■ **Exercise**:
Would you write out the listing verbatim and skip every picture in it?
# START OF Data records
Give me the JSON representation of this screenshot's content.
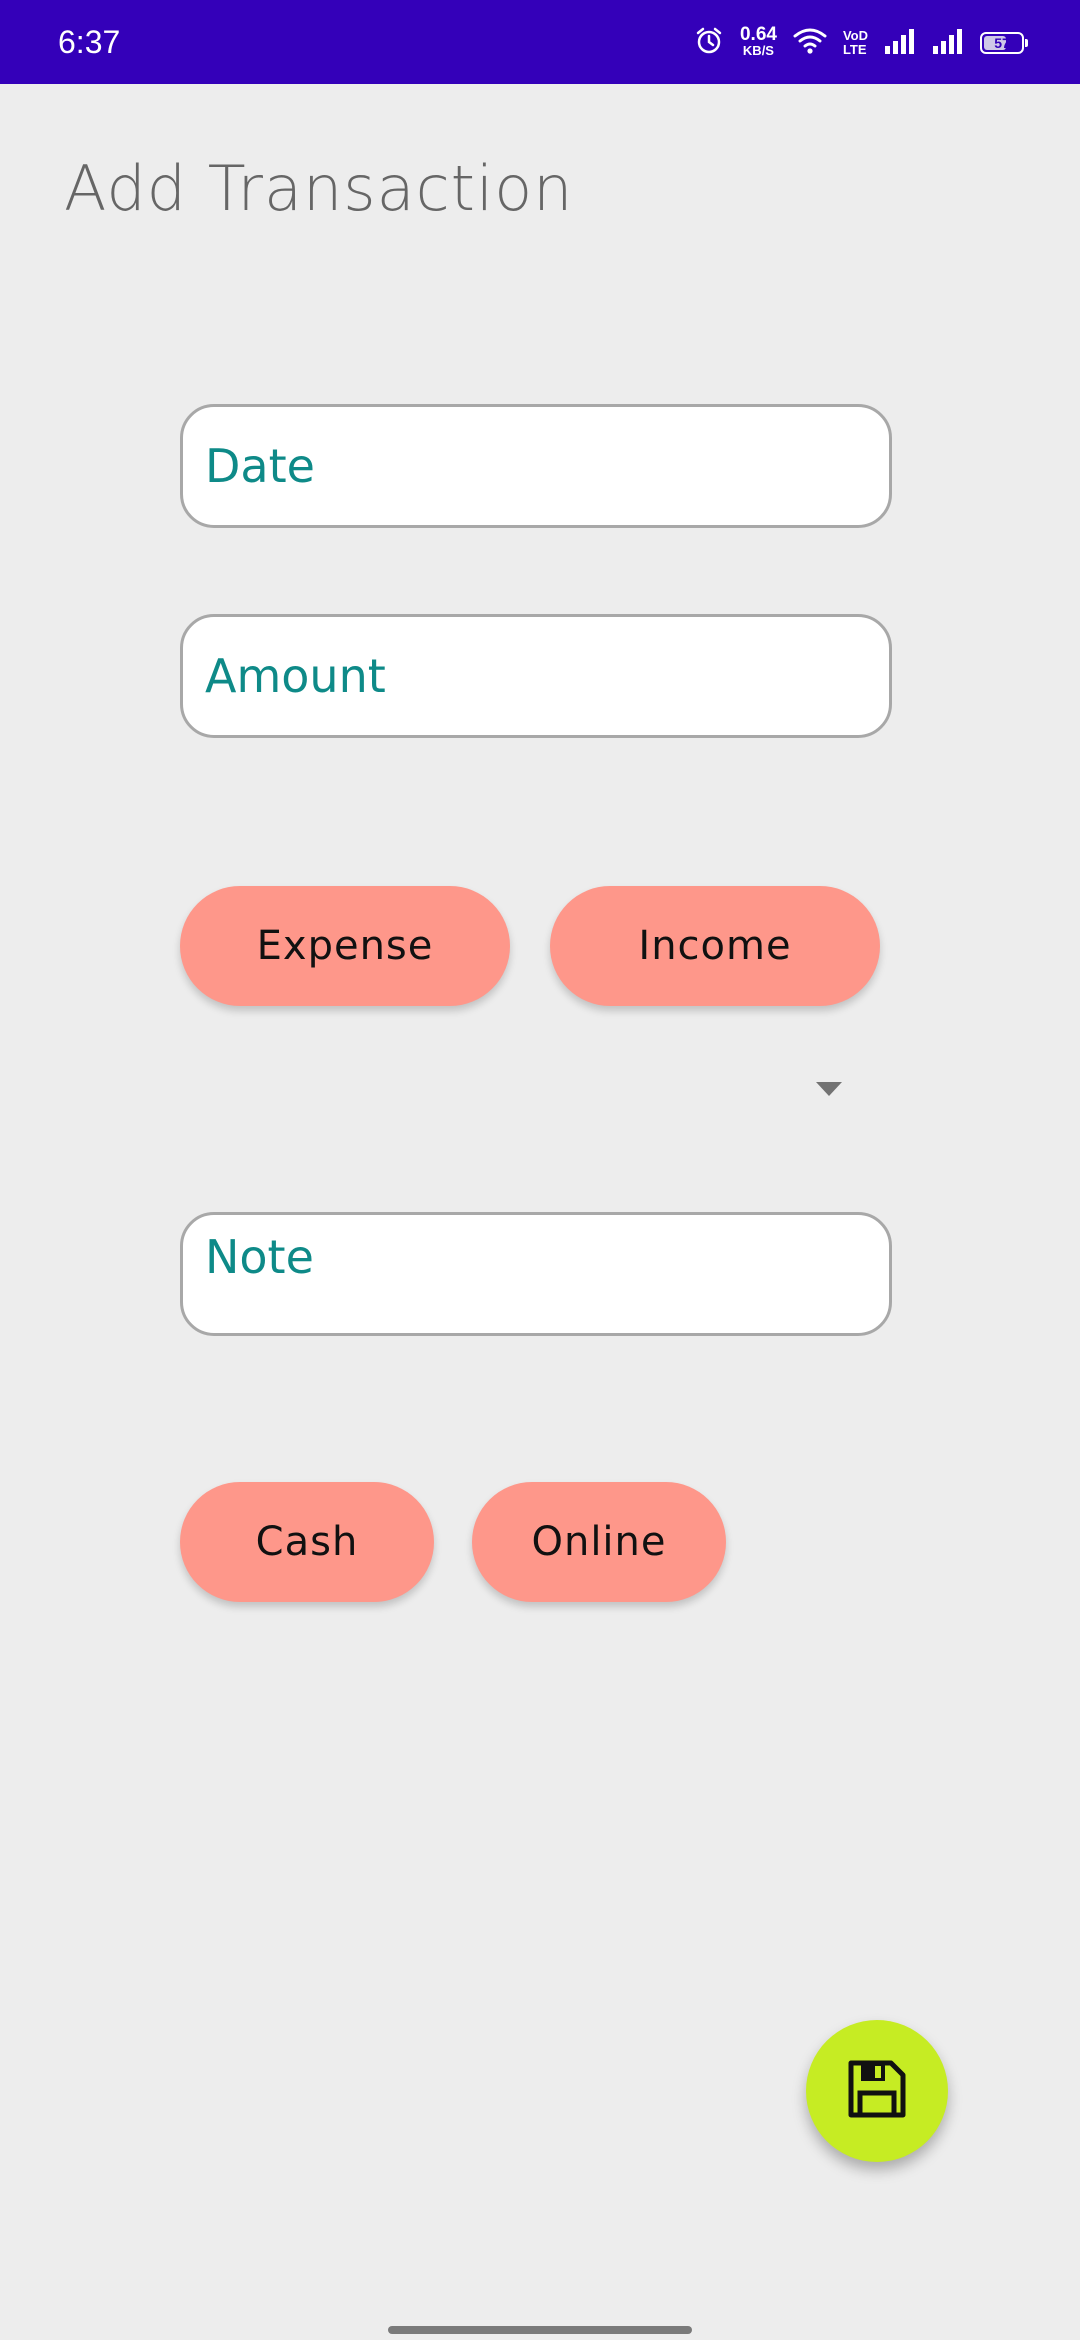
{
  "status_bar": {
    "time": "6:37",
    "net_speed_value": "0.64",
    "net_speed_unit": "KB/S",
    "volte_top": "VoD",
    "volte_bottom": "LTE",
    "battery_level": "57",
    "background_color": "#3400b9",
    "icons": [
      "alarm-icon",
      "wifi-icon",
      "volte-icon",
      "signal-icon",
      "signal-icon",
      "battery-icon"
    ]
  },
  "page": {
    "title": "Add Transaction"
  },
  "form": {
    "date_placeholder": "Date",
    "amount_placeholder": "Amount",
    "note_placeholder": "Note",
    "type_buttons": {
      "expense": "Expense",
      "income": "Income"
    },
    "category_dropdown": {
      "selected": ""
    },
    "payment_buttons": {
      "cash": "Cash",
      "online": "Online"
    }
  },
  "fab": {
    "icon": "save-icon",
    "color": "#c6ec23"
  },
  "colors": {
    "accent_pill": "#fe978a",
    "placeholder_text": "#0e8a88",
    "background": "#ededed"
  }
}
# END OF Data records
■ **Task output**:
Give me the JSON representation of this screenshot's content.
{
  "status_bar": {
    "time": "6:37",
    "net_speed_value": "0.64",
    "net_speed_unit": "KB/S",
    "volte_top": "VoD",
    "volte_bottom": "LTE",
    "battery_level": "57",
    "background_color": "#3400b9",
    "icons": [
      "alarm-icon",
      "wifi-icon",
      "volte-icon",
      "signal-icon",
      "signal-icon",
      "battery-icon"
    ]
  },
  "page": {
    "title": "Add Transaction"
  },
  "form": {
    "date_placeholder": "Date",
    "amount_placeholder": "Amount",
    "note_placeholder": "Note",
    "type_buttons": {
      "expense": "Expense",
      "income": "Income"
    },
    "category_dropdown": {
      "selected": ""
    },
    "payment_buttons": {
      "cash": "Cash",
      "online": "Online"
    }
  },
  "fab": {
    "icon": "save-icon",
    "color": "#c6ec23"
  },
  "colors": {
    "accent_pill": "#fe978a",
    "placeholder_text": "#0e8a88",
    "background": "#ededed"
  }
}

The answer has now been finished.